Your goal: Where a line contains the string "BoardRepository", copy that line.

-------------------------

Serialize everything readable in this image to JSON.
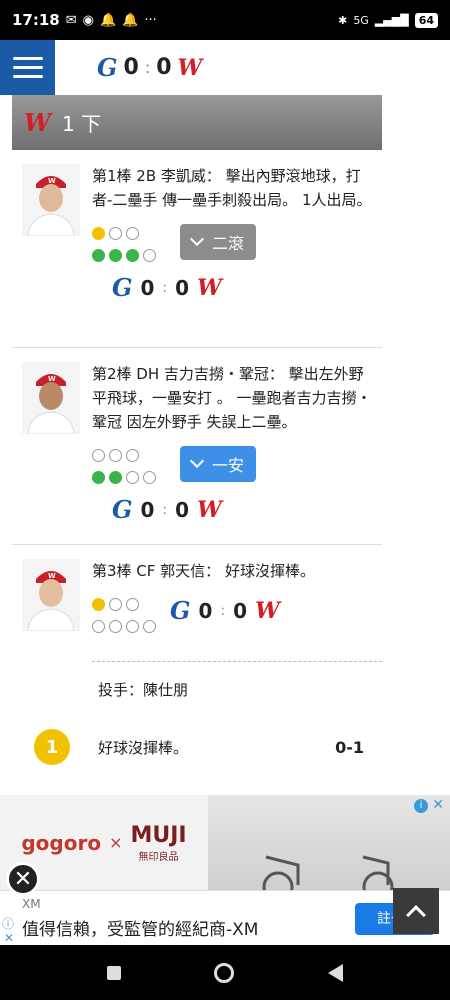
{
  "status": {
    "time": "17:18",
    "battery": "64",
    "signal": "5G"
  },
  "header": {
    "away_score": "0",
    "home_score": "0",
    "sep": ":"
  },
  "inning": {
    "label": "1 下"
  },
  "plate_appearances": [
    {
      "text": "第1棒 2B 李凱威： 擊出內野滾地球，打者-二壘手 傳一壘手刺殺出局。 1人出局。",
      "result": "二滾",
      "balls": 1,
      "strikes": 3,
      "away_score": "0",
      "home_score": "0"
    },
    {
      "text": "第2棒 DH 吉力吉撈・鞏冠： 擊出左外野平飛球，一壘安打 。 一壘跑者吉力吉撈・鞏冠 因左外野手 失誤上二壘。",
      "result": "一安",
      "balls": 0,
      "strikes": 2,
      "away_score": "0",
      "home_score": "0"
    },
    {
      "text": "第3棒 CF 郭天信： 好球沒揮棒。",
      "balls": 1,
      "strikes": 0,
      "away_score": "0",
      "home_score": "0",
      "pitcher": "投手：陳仕朋",
      "pitches": [
        {
          "num": "1",
          "desc": "好球沒揮棒。",
          "count": "0-1"
        }
      ]
    }
  ],
  "ad": {
    "brand1": "gogoro",
    "times": "×",
    "brand2": "MUJI",
    "brand2_sub": "無印良品"
  },
  "banner": {
    "source": "XM",
    "text": "值得信賴，受監管的經紀商-XM",
    "button": "註冊"
  },
  "colors": {
    "accent_blue": "#1a5aa6",
    "brand_red": "#d21f26",
    "ball_yellow": "#f2c200",
    "strike_green": "#39b54a"
  }
}
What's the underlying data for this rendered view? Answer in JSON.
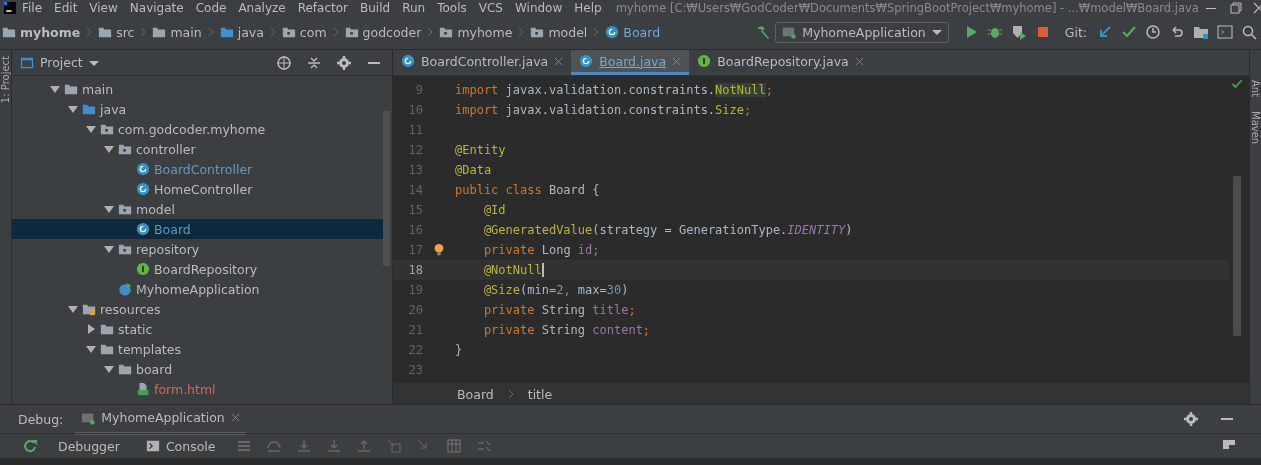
{
  "window": {
    "menu": [
      "File",
      "Edit",
      "View",
      "Navigate",
      "Code",
      "Analyze",
      "Refactor",
      "Build",
      "Run",
      "Tools",
      "VCS",
      "Window",
      "Help"
    ],
    "title": "myhome [C:₩Users₩GodCoder₩Documents₩SpringBootProject₩myhome] - ...₩model₩Board.java"
  },
  "navbar": {
    "crumbs": [
      {
        "label": "myhome",
        "kind": "module"
      },
      {
        "label": "src",
        "kind": "folder"
      },
      {
        "label": "main",
        "kind": "folder"
      },
      {
        "label": "java",
        "kind": "source"
      },
      {
        "label": "com",
        "kind": "package"
      },
      {
        "label": "godcoder",
        "kind": "package"
      },
      {
        "label": "myhome",
        "kind": "package"
      },
      {
        "label": "model",
        "kind": "package"
      },
      {
        "label": "Board",
        "kind": "class"
      }
    ],
    "run_config": "MyhomeApplication",
    "git_label": "Git:"
  },
  "project": {
    "title": "Project",
    "stripe_label": "1: Project",
    "tree": [
      {
        "label": "main",
        "kind": "folder",
        "color": "#bbbbbb",
        "expanded": true,
        "selected": false,
        "children": [
          {
            "label": "java",
            "kind": "source",
            "color": "#bbbbbb",
            "expanded": true,
            "selected": false,
            "children": [
              {
                "label": "com.godcoder.myhome",
                "kind": "package",
                "color": "#bbbbbb",
                "expanded": true,
                "selected": false,
                "children": [
                  {
                    "label": "controller",
                    "kind": "package",
                    "color": "#bbbbbb",
                    "expanded": true,
                    "selected": false,
                    "children": [
                      {
                        "label": "BoardController",
                        "kind": "class",
                        "color": "#6897bb",
                        "selected": false
                      },
                      {
                        "label": "HomeController",
                        "kind": "class",
                        "color": "#bbbbbb",
                        "selected": false
                      }
                    ]
                  },
                  {
                    "label": "model",
                    "kind": "package",
                    "color": "#bbbbbb",
                    "expanded": true,
                    "selected": false,
                    "children": [
                      {
                        "label": "Board",
                        "kind": "class",
                        "color": "#6897bb",
                        "selected": true
                      }
                    ]
                  },
                  {
                    "label": "repository",
                    "kind": "package",
                    "color": "#bbbbbb",
                    "expanded": true,
                    "selected": false,
                    "children": [
                      {
                        "label": "BoardRepository",
                        "kind": "interface",
                        "color": "#bbbbbb",
                        "selected": false
                      }
                    ]
                  },
                  {
                    "label": "MyhomeApplication",
                    "kind": "app",
                    "color": "#bbbbbb",
                    "selected": false
                  }
                ]
              }
            ]
          },
          {
            "label": "resources",
            "kind": "resources",
            "color": "#bbbbbb",
            "expanded": true,
            "selected": false,
            "children": [
              {
                "label": "static",
                "kind": "folder",
                "color": "#bbbbbb",
                "expanded": false,
                "selected": false
              },
              {
                "label": "templates",
                "kind": "folder",
                "color": "#bbbbbb",
                "expanded": true,
                "selected": false,
                "children": [
                  {
                    "label": "board",
                    "kind": "folder",
                    "color": "#bbbbbb",
                    "expanded": true,
                    "selected": false,
                    "children": [
                      {
                        "label": "form.html",
                        "kind": "html",
                        "color": "#d1675a",
                        "selected": false
                      }
                    ]
                  }
                ]
              }
            ]
          }
        ]
      }
    ]
  },
  "editor": {
    "tabs": [
      {
        "label": "BoardController.java",
        "kind": "class",
        "selected": false
      },
      {
        "label": "Board.java",
        "kind": "class",
        "selected": true
      },
      {
        "label": "BoardRepository.java",
        "kind": "interface",
        "selected": false
      }
    ],
    "lines": [
      {
        "number": "9",
        "current": false,
        "tokens": [
          {
            "kind": "keyword",
            "text": "import "
          },
          {
            "kind": "plain",
            "text": "javax.validation.constraints."
          },
          {
            "kind": "highlight",
            "text": "NotNull"
          },
          {
            "kind": "keyword",
            "text": ";"
          }
        ]
      },
      {
        "number": "10",
        "current": false,
        "tokens": [
          {
            "kind": "keyword",
            "text": "import "
          },
          {
            "kind": "plain",
            "text": "javax.validation.constraints."
          },
          {
            "kind": "annotation",
            "text": "Size"
          },
          {
            "kind": "keyword",
            "text": ";"
          }
        ]
      },
      {
        "number": "11",
        "current": false
      },
      {
        "number": "12",
        "current": false,
        "tokens": [
          {
            "kind": "annotation",
            "text": "@Entity"
          }
        ]
      },
      {
        "number": "13",
        "current": false,
        "tokens": [
          {
            "kind": "annotation",
            "text": "@Data"
          }
        ]
      },
      {
        "number": "14",
        "current": false,
        "tokens": [
          {
            "kind": "keyword",
            "text": "public class "
          },
          {
            "kind": "plain",
            "text": "Board {"
          }
        ]
      },
      {
        "number": "15",
        "current": false,
        "tokens": [
          {
            "kind": "annotation",
            "text": "    @Id"
          }
        ]
      },
      {
        "number": "16",
        "current": false,
        "tokens": [
          {
            "kind": "annotation",
            "text": "    @GeneratedValue"
          },
          {
            "kind": "plain",
            "text": "(strategy = GenerationType."
          },
          {
            "kind": "constant",
            "text": "IDENTITY"
          },
          {
            "kind": "plain",
            "text": ")"
          }
        ]
      },
      {
        "number": "17",
        "current": false,
        "bulb": true,
        "tokens": [
          {
            "kind": "keyword",
            "text": "    private "
          },
          {
            "kind": "plain",
            "text": "Long "
          },
          {
            "kind": "field",
            "text": "id"
          },
          {
            "kind": "keyword",
            "text": ";"
          }
        ]
      },
      {
        "number": "18",
        "current": true,
        "tokens": [
          {
            "kind": "annotation",
            "text": "    @NotNull"
          }
        ]
      },
      {
        "number": "19",
        "current": false,
        "tokens": [
          {
            "kind": "annotation",
            "text": "    @Size"
          },
          {
            "kind": "plain",
            "text": "(min="
          },
          {
            "kind": "number",
            "text": "2"
          },
          {
            "kind": "keyword",
            "text": ", "
          },
          {
            "kind": "plain",
            "text": "max="
          },
          {
            "kind": "number",
            "text": "30"
          },
          {
            "kind": "plain",
            "text": ")"
          }
        ]
      },
      {
        "number": "20",
        "current": false,
        "tokens": [
          {
            "kind": "keyword",
            "text": "    private "
          },
          {
            "kind": "plain",
            "text": "String "
          },
          {
            "kind": "field",
            "text": "title"
          },
          {
            "kind": "keyword",
            "text": ";"
          }
        ]
      },
      {
        "number": "21",
        "current": false,
        "tokens": [
          {
            "kind": "keyword",
            "text": "    private "
          },
          {
            "kind": "plain",
            "text": "String "
          },
          {
            "kind": "field",
            "text": "content"
          },
          {
            "kind": "keyword",
            "text": ";"
          }
        ]
      },
      {
        "number": "22",
        "current": false,
        "tokens": [
          {
            "kind": "plain",
            "text": "}"
          }
        ]
      },
      {
        "number": "23",
        "current": false
      }
    ],
    "breadcrumbs": [
      "Board",
      "title"
    ]
  },
  "right_stripe": [
    "Ant",
    "Maven"
  ],
  "debug": {
    "label": "Debug:",
    "session": "MyhomeApplication",
    "tabs": [
      {
        "label": "Debugger",
        "kind": "plain",
        "selected": false
      },
      {
        "label": "Console",
        "kind": "console",
        "selected": false
      }
    ]
  }
}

-------------------------

Solved exercise:
                        "label": "BoardRepository",
        "label": "BoardRepository.java",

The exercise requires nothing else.